● **Task description**:
Reproduce the data exactly.

* START Source records *

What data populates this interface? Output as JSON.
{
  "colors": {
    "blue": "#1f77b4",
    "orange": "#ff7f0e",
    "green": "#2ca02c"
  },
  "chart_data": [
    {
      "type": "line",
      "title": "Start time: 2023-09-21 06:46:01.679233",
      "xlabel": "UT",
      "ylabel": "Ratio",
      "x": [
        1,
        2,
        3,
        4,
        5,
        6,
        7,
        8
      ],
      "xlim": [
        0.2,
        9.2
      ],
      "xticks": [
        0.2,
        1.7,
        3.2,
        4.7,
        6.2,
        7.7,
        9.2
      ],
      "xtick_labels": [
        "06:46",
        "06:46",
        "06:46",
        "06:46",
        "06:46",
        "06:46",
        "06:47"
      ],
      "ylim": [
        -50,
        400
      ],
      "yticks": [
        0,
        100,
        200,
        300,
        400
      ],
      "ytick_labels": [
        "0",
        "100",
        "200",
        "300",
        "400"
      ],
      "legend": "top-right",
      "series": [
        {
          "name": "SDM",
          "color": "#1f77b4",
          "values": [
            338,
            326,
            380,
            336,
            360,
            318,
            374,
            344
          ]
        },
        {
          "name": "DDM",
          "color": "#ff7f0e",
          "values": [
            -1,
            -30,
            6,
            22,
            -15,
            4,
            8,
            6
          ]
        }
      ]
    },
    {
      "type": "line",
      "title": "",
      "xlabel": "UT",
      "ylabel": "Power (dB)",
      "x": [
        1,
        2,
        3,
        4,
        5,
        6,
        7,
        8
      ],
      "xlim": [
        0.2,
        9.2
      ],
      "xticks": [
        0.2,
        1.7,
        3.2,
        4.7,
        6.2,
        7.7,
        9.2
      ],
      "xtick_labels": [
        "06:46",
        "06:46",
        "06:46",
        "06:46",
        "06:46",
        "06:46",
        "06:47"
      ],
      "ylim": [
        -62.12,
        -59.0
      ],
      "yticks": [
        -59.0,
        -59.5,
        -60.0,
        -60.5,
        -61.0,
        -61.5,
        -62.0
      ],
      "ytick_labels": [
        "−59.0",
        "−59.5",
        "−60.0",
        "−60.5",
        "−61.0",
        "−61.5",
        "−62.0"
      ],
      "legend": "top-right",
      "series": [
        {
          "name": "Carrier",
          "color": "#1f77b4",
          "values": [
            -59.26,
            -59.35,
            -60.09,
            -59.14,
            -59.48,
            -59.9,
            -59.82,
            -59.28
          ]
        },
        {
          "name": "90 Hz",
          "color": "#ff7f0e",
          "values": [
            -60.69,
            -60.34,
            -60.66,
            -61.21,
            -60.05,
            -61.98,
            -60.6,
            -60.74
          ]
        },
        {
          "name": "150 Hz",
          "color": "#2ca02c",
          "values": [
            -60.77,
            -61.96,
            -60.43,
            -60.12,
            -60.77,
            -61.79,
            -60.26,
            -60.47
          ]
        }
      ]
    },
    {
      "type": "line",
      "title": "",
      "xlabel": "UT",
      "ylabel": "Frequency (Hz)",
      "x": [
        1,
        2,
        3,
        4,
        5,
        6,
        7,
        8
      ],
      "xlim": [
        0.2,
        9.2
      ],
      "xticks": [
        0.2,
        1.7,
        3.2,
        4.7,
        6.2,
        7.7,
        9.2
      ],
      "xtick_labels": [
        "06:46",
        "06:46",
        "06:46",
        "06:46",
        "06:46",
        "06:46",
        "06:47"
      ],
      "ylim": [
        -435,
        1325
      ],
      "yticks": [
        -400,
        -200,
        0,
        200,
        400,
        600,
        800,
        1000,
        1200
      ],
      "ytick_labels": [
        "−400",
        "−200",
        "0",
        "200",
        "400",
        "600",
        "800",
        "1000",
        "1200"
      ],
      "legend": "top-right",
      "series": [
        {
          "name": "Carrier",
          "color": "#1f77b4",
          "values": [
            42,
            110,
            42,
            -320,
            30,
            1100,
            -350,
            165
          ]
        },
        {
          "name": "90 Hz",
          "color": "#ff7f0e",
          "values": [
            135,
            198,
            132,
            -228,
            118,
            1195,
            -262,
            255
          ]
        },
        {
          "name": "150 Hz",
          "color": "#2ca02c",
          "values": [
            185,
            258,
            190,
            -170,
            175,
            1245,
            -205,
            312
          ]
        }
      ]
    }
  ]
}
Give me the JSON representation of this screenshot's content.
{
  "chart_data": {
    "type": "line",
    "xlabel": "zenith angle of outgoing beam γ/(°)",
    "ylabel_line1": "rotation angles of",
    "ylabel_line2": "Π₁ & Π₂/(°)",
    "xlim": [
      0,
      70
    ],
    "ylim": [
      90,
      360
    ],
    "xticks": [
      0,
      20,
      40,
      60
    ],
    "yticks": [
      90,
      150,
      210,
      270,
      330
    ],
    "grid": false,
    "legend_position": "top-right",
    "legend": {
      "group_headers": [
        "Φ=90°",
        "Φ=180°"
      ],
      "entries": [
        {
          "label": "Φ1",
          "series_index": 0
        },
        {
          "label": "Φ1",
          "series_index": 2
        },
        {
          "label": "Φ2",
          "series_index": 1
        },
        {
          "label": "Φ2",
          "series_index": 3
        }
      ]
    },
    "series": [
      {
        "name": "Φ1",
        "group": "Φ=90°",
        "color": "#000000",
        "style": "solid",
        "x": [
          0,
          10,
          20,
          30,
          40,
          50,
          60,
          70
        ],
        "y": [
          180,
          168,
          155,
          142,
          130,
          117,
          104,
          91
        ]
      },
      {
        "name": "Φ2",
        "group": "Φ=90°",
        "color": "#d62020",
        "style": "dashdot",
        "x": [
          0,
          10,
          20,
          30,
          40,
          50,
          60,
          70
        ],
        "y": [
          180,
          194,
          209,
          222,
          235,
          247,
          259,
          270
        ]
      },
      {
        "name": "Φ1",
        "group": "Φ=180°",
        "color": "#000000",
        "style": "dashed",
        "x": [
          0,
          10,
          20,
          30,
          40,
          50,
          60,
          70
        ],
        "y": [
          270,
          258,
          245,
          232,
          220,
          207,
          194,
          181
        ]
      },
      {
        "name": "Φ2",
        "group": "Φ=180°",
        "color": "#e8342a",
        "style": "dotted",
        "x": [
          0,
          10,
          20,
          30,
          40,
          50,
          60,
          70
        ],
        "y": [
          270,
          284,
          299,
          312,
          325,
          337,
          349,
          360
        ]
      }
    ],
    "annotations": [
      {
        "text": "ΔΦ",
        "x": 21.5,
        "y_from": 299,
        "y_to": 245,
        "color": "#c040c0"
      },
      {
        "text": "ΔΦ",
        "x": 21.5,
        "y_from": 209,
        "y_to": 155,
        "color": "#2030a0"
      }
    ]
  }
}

* END Source records *

● **Response below**:
What data populates this interface? Output as JSON.
{
  "colors": {
    "blue": "#1f77b4",
    "orange": "#ff7f0e",
    "green": "#2ca02c"
  },
  "chart_data": [
    {
      "type": "line",
      "title": "Start time: 2023-09-21 06:46:01.679233",
      "xlabel": "UT",
      "ylabel": "Ratio",
      "x": [
        1,
        2,
        3,
        4,
        5,
        6,
        7,
        8
      ],
      "xlim": [
        0.2,
        9.2
      ],
      "xticks": [
        0.2,
        1.7,
        3.2,
        4.7,
        6.2,
        7.7,
        9.2
      ],
      "xtick_labels": [
        "06:46",
        "06:46",
        "06:46",
        "06:46",
        "06:46",
        "06:46",
        "06:47"
      ],
      "ylim": [
        -50,
        400
      ],
      "yticks": [
        0,
        100,
        200,
        300,
        400
      ],
      "ytick_labels": [
        "0",
        "100",
        "200",
        "300",
        "400"
      ],
      "legend": "top-right",
      "series": [
        {
          "name": "SDM",
          "color": "#1f77b4",
          "values": [
            338,
            326,
            380,
            336,
            360,
            318,
            374,
            344
          ]
        },
        {
          "name": "DDM",
          "color": "#ff7f0e",
          "values": [
            -1,
            -30,
            6,
            22,
            -15,
            4,
            8,
            6
          ]
        }
      ]
    },
    {
      "type": "line",
      "title": "",
      "xlabel": "UT",
      "ylabel": "Power (dB)",
      "x": [
        1,
        2,
        3,
        4,
        5,
        6,
        7,
        8
      ],
      "xlim": [
        0.2,
        9.2
      ],
      "xticks": [
        0.2,
        1.7,
        3.2,
        4.7,
        6.2,
        7.7,
        9.2
      ],
      "xtick_labels": [
        "06:46",
        "06:46",
        "06:46",
        "06:46",
        "06:46",
        "06:46",
        "06:47"
      ],
      "ylim": [
        -62.12,
        -59.0
      ],
      "yticks": [
        -59.0,
        -59.5,
        -60.0,
        -60.5,
        -61.0,
        -61.5,
        -62.0
      ],
      "ytick_labels": [
        "−59.0",
        "−59.5",
        "−60.0",
        "−60.5",
        "−61.0",
        "−61.5",
        "−62.0"
      ],
      "legend": "top-right",
      "series": [
        {
          "name": "Carrier",
          "color": "#1f77b4",
          "values": [
            -59.26,
            -59.35,
            -60.09,
            -59.14,
            -59.48,
            -59.9,
            -59.82,
            -59.28
          ]
        },
        {
          "name": "90 Hz",
          "color": "#ff7f0e",
          "values": [
            -60.69,
            -60.34,
            -60.66,
            -61.21,
            -60.05,
            -61.98,
            -60.6,
            -60.74
          ]
        },
        {
          "name": "150 Hz",
          "color": "#2ca02c",
          "values": [
            -60.77,
            -61.96,
            -60.43,
            -60.12,
            -60.77,
            -61.79,
            -60.26,
            -60.47
          ]
        }
      ]
    },
    {
      "type": "line",
      "title": "",
      "xlabel": "UT",
      "ylabel": "Frequency (Hz)",
      "x": [
        1,
        2,
        3,
        4,
        5,
        6,
        7,
        8
      ],
      "xlim": [
        0.2,
        9.2
      ],
      "xticks": [
        0.2,
        1.7,
        3.2,
        4.7,
        6.2,
        7.7,
        9.2
      ],
      "xtick_labels": [
        "06:46",
        "06:46",
        "06:46",
        "06:46",
        "06:46",
        "06:46",
        "06:47"
      ],
      "ylim": [
        -435,
        1325
      ],
      "yticks": [
        -400,
        -200,
        0,
        200,
        400,
        600,
        800,
        1000,
        1200
      ],
      "ytick_labels": [
        "−400",
        "−200",
        "0",
        "200",
        "400",
        "600",
        "800",
        "1000",
        "1200"
      ],
      "legend": "top-right",
      "series": [
        {
          "name": "Carrier",
          "color": "#1f77b4",
          "values": [
            42,
            110,
            42,
            -320,
            30,
            1100,
            -350,
            165
          ]
        },
        {
          "name": "90 Hz",
          "color": "#ff7f0e",
          "values": [
            135,
            198,
            132,
            -228,
            118,
            1195,
            -262,
            255
          ]
        },
        {
          "name": "150 Hz",
          "color": "#2ca02c",
          "values": [
            185,
            258,
            190,
            -170,
            175,
            1245,
            -205,
            312
          ]
        }
      ]
    }
  ]
}
Give me the JSON representation of this screenshot's content.
{
  "chart_data": {
    "type": "line",
    "xlabel": "zenith angle of outgoing beam γ/(°)",
    "ylabel_line1": "rotation angles of",
    "ylabel_line2": "Π₁ & Π₂/(°)",
    "xlim": [
      0,
      70
    ],
    "ylim": [
      90,
      360
    ],
    "xticks": [
      0,
      20,
      40,
      60
    ],
    "yticks": [
      90,
      150,
      210,
      270,
      330
    ],
    "grid": false,
    "legend_position": "top-right",
    "legend": {
      "group_headers": [
        "Φ=90°",
        "Φ=180°"
      ],
      "entries": [
        {
          "label": "Φ1",
          "series_index": 0
        },
        {
          "label": "Φ1",
          "series_index": 2
        },
        {
          "label": "Φ2",
          "series_index": 1
        },
        {
          "label": "Φ2",
          "series_index": 3
        }
      ]
    },
    "series": [
      {
        "name": "Φ1",
        "group": "Φ=90°",
        "color": "#000000",
        "style": "solid",
        "x": [
          0,
          10,
          20,
          30,
          40,
          50,
          60,
          70
        ],
        "y": [
          180,
          168,
          155,
          142,
          130,
          117,
          104,
          91
        ]
      },
      {
        "name": "Φ2",
        "group": "Φ=90°",
        "color": "#d62020",
        "style": "dashdot",
        "x": [
          0,
          10,
          20,
          30,
          40,
          50,
          60,
          70
        ],
        "y": [
          180,
          194,
          209,
          222,
          235,
          247,
          259,
          270
        ]
      },
      {
        "name": "Φ1",
        "group": "Φ=180°",
        "color": "#000000",
        "style": "dashed",
        "x": [
          0,
          10,
          20,
          30,
          40,
          50,
          60,
          70
        ],
        "y": [
          270,
          258,
          245,
          232,
          220,
          207,
          194,
          181
        ]
      },
      {
        "name": "Φ2",
        "group": "Φ=180°",
        "color": "#e8342a",
        "style": "dotted",
        "x": [
          0,
          10,
          20,
          30,
          40,
          50,
          60,
          70
        ],
        "y": [
          270,
          284,
          299,
          312,
          325,
          337,
          349,
          360
        ]
      }
    ],
    "annotations": [
      {
        "text": "ΔΦ",
        "x": 21.5,
        "y_from": 299,
        "y_to": 245,
        "color": "#c040c0"
      },
      {
        "text": "ΔΦ",
        "x": 21.5,
        "y_from": 209,
        "y_to": 155,
        "color": "#2030a0"
      }
    ]
  }
}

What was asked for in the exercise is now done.